AUFGABE A:
Woraus besteht laut dem Forenthread über Teichpflanzen die Zulaufrinne?

VORLIEGENDER TEXT:
■ ■ ■

# Pflanzen wollen nicht bei mir



## Mattn (21. Apr. 2019)

Hallo zusammen,
ich habe vor 2 Jahren so viel hier in dem Lexikon gelesen und entsprechend umgepflanzt und neu gekauft für viel Geld.

Doch irgendwie ist mein Teich immernoch so kahl und leer. Viel ist kaputt gegangen wieder über Winter. Oder wächst nur seeeeehr langsam.
Dachte letzten Sommer wuchert alles zu...von wegen ;-)

Wenn ich mir den Teich vom Nachbar anschaue...der hat jetzt! sogar schon Seerosenblätter.
Ich verstehe es nicht.

Hier mal ein Bild wie er jetzt aussieht.
Und eine Darstellung wo was ist/war

Könntet ihr mir evtl etwas empfehlen?
Vor allem tief im Wasser die Nadelsimse (8)
das __ Tausendblatt (4)
die Seerosen
__ Pfennigkraut 
machen mir Probleme. die kommen quasi gar nicht. Und der Rest nur dürftig :-(


----------



## Turbochris (21. Apr. 2019)

Hallo,

Eine Frage: Ist die Zulaufrinne aus Kupfer?

Wenn ja, könnte das schon Dein Problem sein...


----------



## Mattn (21. Apr. 2019)

Die Rinne ist aus Holz plus Teichfolie und wird bald durch einen Steinbachlauf ausgetauscht.
Weiß nur noch nicht wie ich den bauen soll.
Rechts davon kommt ja noch mein Häusschen:


----------



## RKurzhals (21. Apr. 2019)

Hallo Martin,
Dein Wiederaustrieb sieht doch recht gut aus ! Mit den Teichpflanzen ist es nicht viel anders als wie mit denen im Garten - einige freuen sich über den zugewiesenen Platz, andere weniger. Und mit der Zeit zeigt sich, wer "umtriebiger" oder dauerhafter ist.

■ ■ ■

EXTRAHIERTE EINTRÄGE:
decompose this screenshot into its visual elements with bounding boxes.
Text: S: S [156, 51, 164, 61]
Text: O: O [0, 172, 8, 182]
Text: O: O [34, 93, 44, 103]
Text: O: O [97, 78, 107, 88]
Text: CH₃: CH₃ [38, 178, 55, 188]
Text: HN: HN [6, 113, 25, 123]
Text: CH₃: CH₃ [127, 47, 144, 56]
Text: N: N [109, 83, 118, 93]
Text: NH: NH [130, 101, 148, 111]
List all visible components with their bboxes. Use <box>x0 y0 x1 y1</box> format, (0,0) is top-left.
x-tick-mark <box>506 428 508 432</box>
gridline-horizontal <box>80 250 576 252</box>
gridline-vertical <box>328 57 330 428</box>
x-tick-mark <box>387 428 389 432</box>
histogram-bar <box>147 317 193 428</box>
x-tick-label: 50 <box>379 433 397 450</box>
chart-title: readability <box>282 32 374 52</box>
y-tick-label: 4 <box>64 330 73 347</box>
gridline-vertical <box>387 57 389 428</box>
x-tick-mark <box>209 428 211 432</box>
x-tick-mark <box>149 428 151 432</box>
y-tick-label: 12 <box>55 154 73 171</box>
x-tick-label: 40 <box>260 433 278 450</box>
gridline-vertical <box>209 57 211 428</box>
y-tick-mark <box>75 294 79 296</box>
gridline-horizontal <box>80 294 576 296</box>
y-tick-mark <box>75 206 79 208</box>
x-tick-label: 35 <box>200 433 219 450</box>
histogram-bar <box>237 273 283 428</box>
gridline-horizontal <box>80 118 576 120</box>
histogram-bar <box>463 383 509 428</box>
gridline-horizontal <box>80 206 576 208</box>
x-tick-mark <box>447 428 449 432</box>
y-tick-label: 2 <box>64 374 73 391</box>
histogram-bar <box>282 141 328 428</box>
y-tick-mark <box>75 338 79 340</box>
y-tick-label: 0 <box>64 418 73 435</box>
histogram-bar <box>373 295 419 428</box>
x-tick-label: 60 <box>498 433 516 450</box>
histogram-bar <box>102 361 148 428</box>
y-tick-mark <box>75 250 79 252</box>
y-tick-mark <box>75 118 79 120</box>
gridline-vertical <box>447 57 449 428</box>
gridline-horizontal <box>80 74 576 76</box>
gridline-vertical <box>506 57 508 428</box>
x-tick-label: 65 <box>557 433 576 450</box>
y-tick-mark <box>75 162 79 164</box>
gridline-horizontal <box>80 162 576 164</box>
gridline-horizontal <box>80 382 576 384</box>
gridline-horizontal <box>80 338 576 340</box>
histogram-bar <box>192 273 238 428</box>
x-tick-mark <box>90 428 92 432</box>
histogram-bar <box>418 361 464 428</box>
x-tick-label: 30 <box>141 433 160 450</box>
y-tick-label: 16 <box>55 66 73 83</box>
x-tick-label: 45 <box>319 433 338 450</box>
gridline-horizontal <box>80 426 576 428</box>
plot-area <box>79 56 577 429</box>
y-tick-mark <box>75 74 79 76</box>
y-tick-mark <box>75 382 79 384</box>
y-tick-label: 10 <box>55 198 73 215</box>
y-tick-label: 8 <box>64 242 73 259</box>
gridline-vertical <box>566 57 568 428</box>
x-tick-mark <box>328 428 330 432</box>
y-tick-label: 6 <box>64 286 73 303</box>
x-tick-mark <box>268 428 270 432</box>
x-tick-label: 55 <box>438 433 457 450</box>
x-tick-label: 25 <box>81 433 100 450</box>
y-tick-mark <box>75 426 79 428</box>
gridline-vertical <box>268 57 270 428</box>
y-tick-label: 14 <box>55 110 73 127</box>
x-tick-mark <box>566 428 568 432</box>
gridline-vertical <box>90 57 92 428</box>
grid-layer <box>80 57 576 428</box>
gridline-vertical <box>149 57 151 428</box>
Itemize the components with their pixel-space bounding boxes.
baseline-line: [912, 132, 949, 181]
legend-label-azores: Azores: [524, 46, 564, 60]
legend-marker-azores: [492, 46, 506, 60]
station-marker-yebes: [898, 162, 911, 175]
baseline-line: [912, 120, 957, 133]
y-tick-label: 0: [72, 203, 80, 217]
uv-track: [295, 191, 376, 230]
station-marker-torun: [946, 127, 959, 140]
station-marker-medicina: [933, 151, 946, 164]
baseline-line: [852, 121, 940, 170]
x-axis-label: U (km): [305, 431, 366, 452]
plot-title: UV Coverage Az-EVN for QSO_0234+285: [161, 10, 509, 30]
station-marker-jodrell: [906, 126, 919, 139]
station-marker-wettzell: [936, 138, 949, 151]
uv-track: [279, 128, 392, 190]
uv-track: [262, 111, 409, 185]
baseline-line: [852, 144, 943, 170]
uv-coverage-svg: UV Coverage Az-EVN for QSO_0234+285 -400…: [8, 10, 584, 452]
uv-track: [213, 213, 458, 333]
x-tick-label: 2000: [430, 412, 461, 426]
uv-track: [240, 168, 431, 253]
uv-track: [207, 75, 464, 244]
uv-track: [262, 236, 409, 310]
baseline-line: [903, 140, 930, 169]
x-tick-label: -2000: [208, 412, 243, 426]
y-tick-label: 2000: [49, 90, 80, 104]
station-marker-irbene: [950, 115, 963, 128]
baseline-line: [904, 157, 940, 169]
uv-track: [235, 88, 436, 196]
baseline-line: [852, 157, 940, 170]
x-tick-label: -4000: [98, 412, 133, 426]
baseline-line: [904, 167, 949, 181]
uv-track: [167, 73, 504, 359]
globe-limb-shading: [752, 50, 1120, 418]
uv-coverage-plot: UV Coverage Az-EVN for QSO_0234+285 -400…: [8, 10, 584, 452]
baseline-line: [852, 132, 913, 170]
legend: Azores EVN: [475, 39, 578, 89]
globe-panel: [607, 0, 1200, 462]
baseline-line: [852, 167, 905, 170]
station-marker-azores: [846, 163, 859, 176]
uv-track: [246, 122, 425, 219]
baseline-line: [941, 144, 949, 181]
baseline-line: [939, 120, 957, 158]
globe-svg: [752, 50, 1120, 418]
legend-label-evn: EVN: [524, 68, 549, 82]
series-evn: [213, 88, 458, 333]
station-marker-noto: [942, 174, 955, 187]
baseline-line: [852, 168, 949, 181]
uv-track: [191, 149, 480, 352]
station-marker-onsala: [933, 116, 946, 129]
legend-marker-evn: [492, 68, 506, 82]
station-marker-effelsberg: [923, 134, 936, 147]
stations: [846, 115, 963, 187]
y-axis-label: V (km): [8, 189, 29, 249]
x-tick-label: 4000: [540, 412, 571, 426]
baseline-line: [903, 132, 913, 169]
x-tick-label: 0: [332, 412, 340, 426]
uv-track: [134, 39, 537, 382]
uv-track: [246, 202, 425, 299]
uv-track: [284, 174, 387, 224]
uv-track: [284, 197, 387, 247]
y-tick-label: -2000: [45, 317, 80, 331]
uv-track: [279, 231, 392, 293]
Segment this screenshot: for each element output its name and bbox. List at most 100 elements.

■ ■ ■

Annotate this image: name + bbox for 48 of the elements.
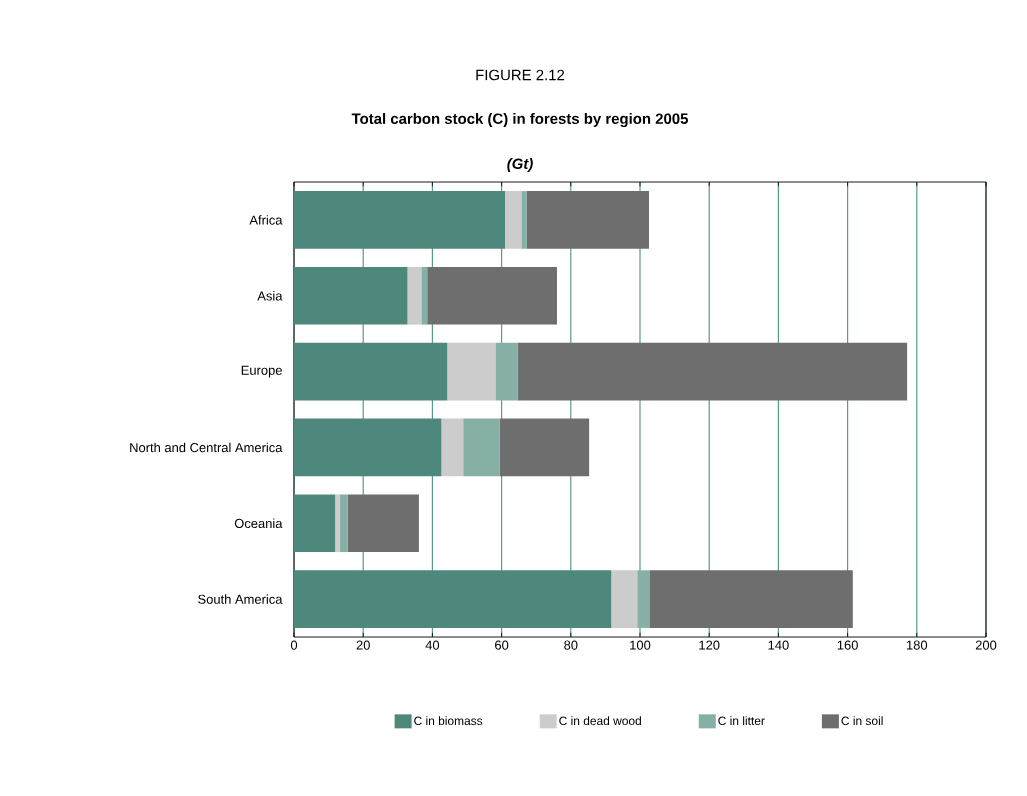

■ ■ ■

AUFGABE B:
Aktualisiere in den Einträgen die Zeilen zwischen der Zeile mit "List all visible" und der Zeile mit "gridline-vertical <box>447 57 449 428</box>", beide eingeschlossen, indem du "histogram-bar" durch "hist-column" ersetzt. Gib nur diese Zeilen wieder und lass alles andere unverändert.

VOLLSTÄNDIGE ANTWORT A:
Aus Holz plus Teichfolie.

VOLLSTÄNDIGE ANTWORT B:
List all visible components with their bboxes. Use <box>x0 y0 x1 y1</box> format, (0,0) is top-left.
x-tick-mark <box>506 428 508 432</box>
gridline-horizontal <box>80 250 576 252</box>
gridline-vertical <box>328 57 330 428</box>
x-tick-mark <box>387 428 389 432</box>
hist-column <box>147 317 193 428</box>
x-tick-label: 50 <box>379 433 397 450</box>
chart-title: readability <box>282 32 374 52</box>
y-tick-label: 4 <box>64 330 73 347</box>
gridline-vertical <box>387 57 389 428</box>
x-tick-mark <box>209 428 211 432</box>
x-tick-mark <box>149 428 151 432</box>
y-tick-label: 12 <box>55 154 73 171</box>
x-tick-label: 40 <box>260 433 278 450</box>
gridline-vertical <box>209 57 211 428</box>
y-tick-mark <box>75 294 79 296</box>
gridline-horizontal <box>80 294 576 296</box>
y-tick-mark <box>75 206 79 208</box>
x-tick-label: 35 <box>200 433 219 450</box>
hist-column <box>237 273 283 428</box>
gridline-horizontal <box>80 118 576 120</box>
hist-column <box>463 383 509 428</box>
gridline-horizontal <box>80 206 576 208</box>
x-tick-mark <box>447 428 449 432</box>
y-tick-label: 2 <box>64 374 73 391</box>
hist-column <box>282 141 328 428</box>
y-tick-mark <box>75 338 79 340</box>
y-tick-label: 0 <box>64 418 73 435</box>
hist-column <box>373 295 419 428</box>
x-tick-label: 60 <box>498 433 516 450</box>
hist-column <box>102 361 148 428</box>
y-tick-mark <box>75 250 79 252</box>
y-tick-mark <box>75 118 79 120</box>
gridline-vertical <box>447 57 449 428</box>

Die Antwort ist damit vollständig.